:: EXERCISE INSTRUCTIONS ::
Leave out the pictures and repeat the data exactly.

:: TASK INPUTS ::
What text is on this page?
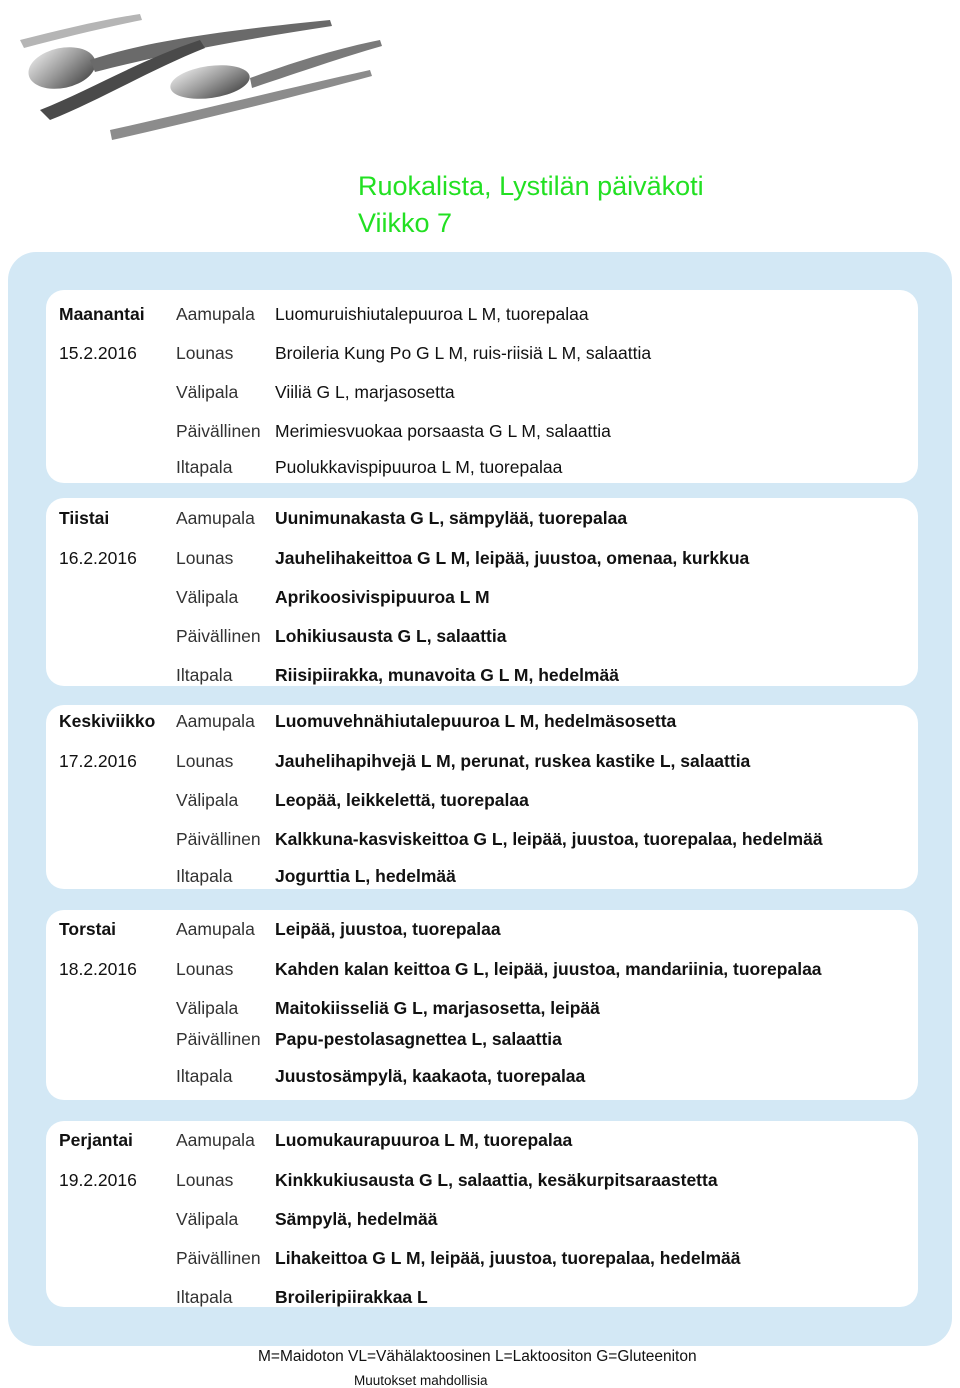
Ruokalista, Lystilän päiväkoti
Viikko 7
Maanantai
15.2.2016
Aamupala Luomuruishiutalepuuroa L M, tuorepalaa
Lounas Broileria Kung Po G L M, ruis-riisiä L M, salaattia
Välipala Viiliä G L, marjasosetta
Päivällinen Merimiesvuokaa porsaasta G L M, salaattia
Iltapala Puolukkavispipuuroa L M, tuorepalaa
Tiistai
16.2.2016
Aamupala Uunimunakasta G L, sämpylää, tuorepalaa
Lounas Jauhelihakeittoa G L M, leipää, juustoa, omenaa, kurkkua
Välipala Aprikoosivispipuuroa L M
Päivällinen Lohikiusausta G L, salaattia
Iltapala Riisipiirakka, munavoita G L M, hedelmää
Keskiviikko
17.2.2016
Aamupala Luomuvehnähiutalepuuroa L M, hedelmäsosetta
Lounas Jauhelihapihvejä L M, perunat, ruskea kastike L, salaattia
Välipala Leopää, leikkelettä, tuorepalaa
Päivällinen Kalkkuna-kasviskeittoa G L, leipää, juustoa, tuorepalaa, hedelmää
Iltapala Jogurttia L, hedelmää
Torstai
18.2.2016
Aamupala Leipää, juustoa, tuorepalaa
Lounas Kahden kalan keittoa G L, leipää, juustoa, mandariinia, tuorepalaa
Välipala Maitokiisseliä G L, marjasosetta, leipää
Päivällinen Papu-pestolasagnettea L, salaattia
Iltapala Juustosämpylä, kaakaota, tuorepalaa
Perjantai
19.2.2016
Aamupala Luomukaurapuuroa L M, tuorepalaa
Lounas Kinkkukiusausta G L, salaattia, kesäkurpitsaraastetta
Välipala Sämpylä, hedelmää
Päivällinen Lihakeittoa G L M, leipää, juustoa, tuorepalaa, hedelmää
Iltapala Broileripiirakkaa L
M=Maidoton VL=Vähälaktoosinen L=Laktoositon G=Gluteeniton
Muutokset mahdollisia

:: ANSWER IN FULL ::
What text is on this page?
Ruokalista, Lystilän päiväkoti
Viikko 7
Maanantai
15.2.2016
Aamupala Luomuruishiutalepuuroa L M, tuorepalaa
Lounas Broileria Kung Po G L M, ruis-riisiä L M, salaattia
Välipala Viiliä G L, marjasosetta
Päivällinen Merimiesvuokaa porsaasta G L M, salaattia
Iltapala Puolukkavispipuuroa L M, tuorepalaa
Tiistai
16.2.2016
Aamupala Uunimunakasta G L, sämpylää, tuorepalaa
Lounas Jauhelihakeittoa G L M, leipää, juustoa, omenaa, kurkkua
Välipala Aprikoosivispipuuroa L M
Päivällinen Lohikiusausta G L, salaattia
Iltapala Riisipiirakka, munavoita G L M, hedelmää
Keskiviikko
17.2.2016
Aamupala Luomuvehnähiutalepuuroa L M, hedelmäsosetta
Lounas Jauhelihapihvejä L M, perunat, ruskea kastike L, salaattia
Välipala Leopää, leikkelettä, tuorepalaa
Päivällinen Kalkkuna-kasviskeittoa G L, leipää, juustoa, tuorepalaa, hedelmää
Iltapala Jogurttia L, hedelmää
Torstai
18.2.2016
Aamupala Leipää, juustoa, tuorepalaa
Lounas Kahden kalan keittoa G L, leipää, juustoa, mandariinia, tuorepalaa
Välipala Maitokiisseliä G L, marjasosetta, leipää
Päivällinen Papu-pestolasagnettea L, salaattia
Iltapala Juustosämpylä, kaakaota, tuorepalaa
Perjantai
19.2.2016
Aamupala Luomukaurapuuroa L M, tuorepalaa
Lounas Kinkkukiusausta G L, salaattia, kesäkurpitsaraastetta
Välipala Sämpylä, hedelmää
Päivällinen Lihakeittoa G L M, leipää, juustoa, tuorepalaa, hedelmää
Iltapala Broileripiirakkaa L
M=Maidoton VL=Vähälaktoosinen L=Laktoositon G=Gluteeniton
Muutokset mahdollisia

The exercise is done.